» EXERCISE
Word for word, quote all of the material, omitting the pictures.

» INFORMATION PROVIDED
========================

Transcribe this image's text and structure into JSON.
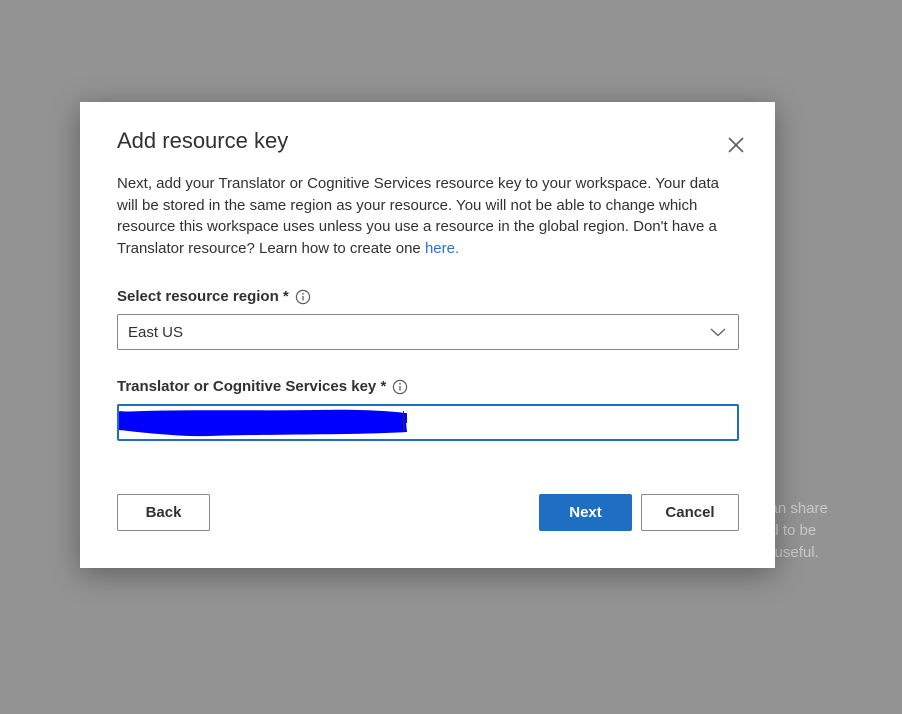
{
  "backdrop": {
    "lines": [
      "can share",
      "ed to be",
      "e useful."
    ]
  },
  "dialog": {
    "title": "Add resource key",
    "close_icon": "close-icon",
    "description_text": "Next, add your Translator or Cognitive Services resource key to your workspace. Your data will be stored in the same region as your resource. You will not be able to change which resource this workspace uses unless you use a resource in the global region. Don't have a Translator resource? Learn how to create one ",
    "description_link": "here."
  },
  "region_field": {
    "label": "Select resource region *",
    "info_icon": "info-icon",
    "value": "East US",
    "chevron_icon": "chevron-down-icon"
  },
  "key_field": {
    "label": "Translator or Cognitive Services key *",
    "info_icon": "info-icon",
    "redacted_color": "#0000ff"
  },
  "buttons": {
    "back": "Back",
    "next": "Next",
    "cancel": "Cancel"
  },
  "colors": {
    "primary": "#1e6fc4",
    "link": "#2e6fd0",
    "overlay": "#939393"
  }
}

========================

» OUTPUT OF THE TASK
Transcribe this image's text and structure into JSON.
{
  "backdrop": {
    "lines": [
      "can share",
      "ed to be",
      "e useful."
    ]
  },
  "dialog": {
    "title": "Add resource key",
    "close_icon": "close-icon",
    "description_text": "Next, add your Translator or Cognitive Services resource key to your workspace. Your data will be stored in the same region as your resource. You will not be able to change which resource this workspace uses unless you use a resource in the global region. Don't have a Translator resource? Learn how to create one ",
    "description_link": "here."
  },
  "region_field": {
    "label": "Select resource region *",
    "info_icon": "info-icon",
    "value": "East US",
    "chevron_icon": "chevron-down-icon"
  },
  "key_field": {
    "label": "Translator or Cognitive Services key *",
    "info_icon": "info-icon",
    "redacted_color": "#0000ff"
  },
  "buttons": {
    "back": "Back",
    "next": "Next",
    "cancel": "Cancel"
  },
  "colors": {
    "primary": "#1e6fc4",
    "link": "#2e6fd0",
    "overlay": "#939393"
  }
}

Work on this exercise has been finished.